* EXERCISE PASSAGE
= = = = =

At the beginning of 2018; Crane, Inc. had a deferred tax asset of $14000 and a deferred tax liability of $24000. Pre-tax accounting income for 2018 was $1380000 and the enacted tax rate is 40%. The following items are included in Crane’s pre-tax income: Interest income from municipal bonds $108000 Accrued warranty costs, estimated to be paid in 2019 $248000 Operating loss carryforward $178000 Installment sales profit, will be taxed in 2019 $118000 Prepaid rent expense, will be used in 2019 $54000 Which of the following is required to adjust Crane, Inc.’s deferred tax asset to its correct balance at December 31, 2018?
A credit of $99200
A credit of $79600
A debit of $79600
A debit of $85200

Respuesta :

Answer:

A debit of $85,200.

= = = = =

* PROBLEM REQUIREMENTS
What enacted tax rate does the accounting problem give for Crane, Inc.? Rely on the text alone.

= = = = =

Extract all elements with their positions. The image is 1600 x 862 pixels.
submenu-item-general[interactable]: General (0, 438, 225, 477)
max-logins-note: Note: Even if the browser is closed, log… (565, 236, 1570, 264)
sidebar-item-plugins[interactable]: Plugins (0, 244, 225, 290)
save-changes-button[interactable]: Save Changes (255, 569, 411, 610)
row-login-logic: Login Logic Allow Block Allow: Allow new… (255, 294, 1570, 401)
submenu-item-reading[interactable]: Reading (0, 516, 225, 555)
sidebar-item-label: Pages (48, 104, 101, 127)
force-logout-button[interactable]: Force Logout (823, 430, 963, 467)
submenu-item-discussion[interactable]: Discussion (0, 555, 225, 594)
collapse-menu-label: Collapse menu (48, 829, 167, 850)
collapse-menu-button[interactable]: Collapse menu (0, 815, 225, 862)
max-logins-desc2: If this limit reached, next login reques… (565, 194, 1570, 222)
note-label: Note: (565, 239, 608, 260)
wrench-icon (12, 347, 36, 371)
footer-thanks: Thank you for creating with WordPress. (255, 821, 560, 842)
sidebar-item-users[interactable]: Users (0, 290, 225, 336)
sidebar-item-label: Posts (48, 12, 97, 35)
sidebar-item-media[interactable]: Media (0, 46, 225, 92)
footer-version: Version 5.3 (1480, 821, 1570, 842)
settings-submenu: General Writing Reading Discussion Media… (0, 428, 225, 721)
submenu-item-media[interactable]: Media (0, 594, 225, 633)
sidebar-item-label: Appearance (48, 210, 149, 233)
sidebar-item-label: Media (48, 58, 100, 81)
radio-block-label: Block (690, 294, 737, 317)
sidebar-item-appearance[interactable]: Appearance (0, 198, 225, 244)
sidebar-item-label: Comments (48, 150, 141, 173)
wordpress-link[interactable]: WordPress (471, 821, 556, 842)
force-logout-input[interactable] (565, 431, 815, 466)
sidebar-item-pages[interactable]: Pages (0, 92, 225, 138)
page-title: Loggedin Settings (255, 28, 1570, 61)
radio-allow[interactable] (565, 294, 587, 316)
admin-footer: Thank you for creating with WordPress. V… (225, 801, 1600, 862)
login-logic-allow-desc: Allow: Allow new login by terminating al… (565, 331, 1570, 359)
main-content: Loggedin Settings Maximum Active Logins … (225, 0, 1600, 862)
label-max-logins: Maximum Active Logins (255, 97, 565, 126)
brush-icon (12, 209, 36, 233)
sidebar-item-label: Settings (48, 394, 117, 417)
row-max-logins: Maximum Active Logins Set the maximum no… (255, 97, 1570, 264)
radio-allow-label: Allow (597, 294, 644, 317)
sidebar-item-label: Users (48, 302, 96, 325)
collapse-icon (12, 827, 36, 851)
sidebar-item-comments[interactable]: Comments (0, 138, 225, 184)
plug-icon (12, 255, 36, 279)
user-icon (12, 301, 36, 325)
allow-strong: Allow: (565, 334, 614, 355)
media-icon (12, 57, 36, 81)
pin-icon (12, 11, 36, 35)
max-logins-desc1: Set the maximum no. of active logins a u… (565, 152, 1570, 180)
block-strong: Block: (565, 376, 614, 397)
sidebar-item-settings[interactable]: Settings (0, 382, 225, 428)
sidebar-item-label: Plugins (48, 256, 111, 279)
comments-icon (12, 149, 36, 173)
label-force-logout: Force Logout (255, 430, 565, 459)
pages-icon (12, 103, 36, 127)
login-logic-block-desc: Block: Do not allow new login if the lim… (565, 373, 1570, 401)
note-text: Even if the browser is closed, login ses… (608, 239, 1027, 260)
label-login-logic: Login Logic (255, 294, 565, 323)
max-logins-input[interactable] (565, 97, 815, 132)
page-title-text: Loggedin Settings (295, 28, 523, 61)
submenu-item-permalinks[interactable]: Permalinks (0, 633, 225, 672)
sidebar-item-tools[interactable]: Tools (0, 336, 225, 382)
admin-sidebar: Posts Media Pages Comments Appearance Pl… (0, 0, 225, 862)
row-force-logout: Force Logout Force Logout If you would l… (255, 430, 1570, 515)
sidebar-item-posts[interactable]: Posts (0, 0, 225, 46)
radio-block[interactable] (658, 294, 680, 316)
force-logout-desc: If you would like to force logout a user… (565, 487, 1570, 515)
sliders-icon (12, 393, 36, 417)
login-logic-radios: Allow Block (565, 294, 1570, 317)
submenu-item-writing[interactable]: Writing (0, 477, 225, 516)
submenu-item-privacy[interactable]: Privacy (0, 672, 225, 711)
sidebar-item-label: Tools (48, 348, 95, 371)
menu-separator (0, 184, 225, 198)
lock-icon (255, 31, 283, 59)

= = = = =

* ANSWER BELOW
40%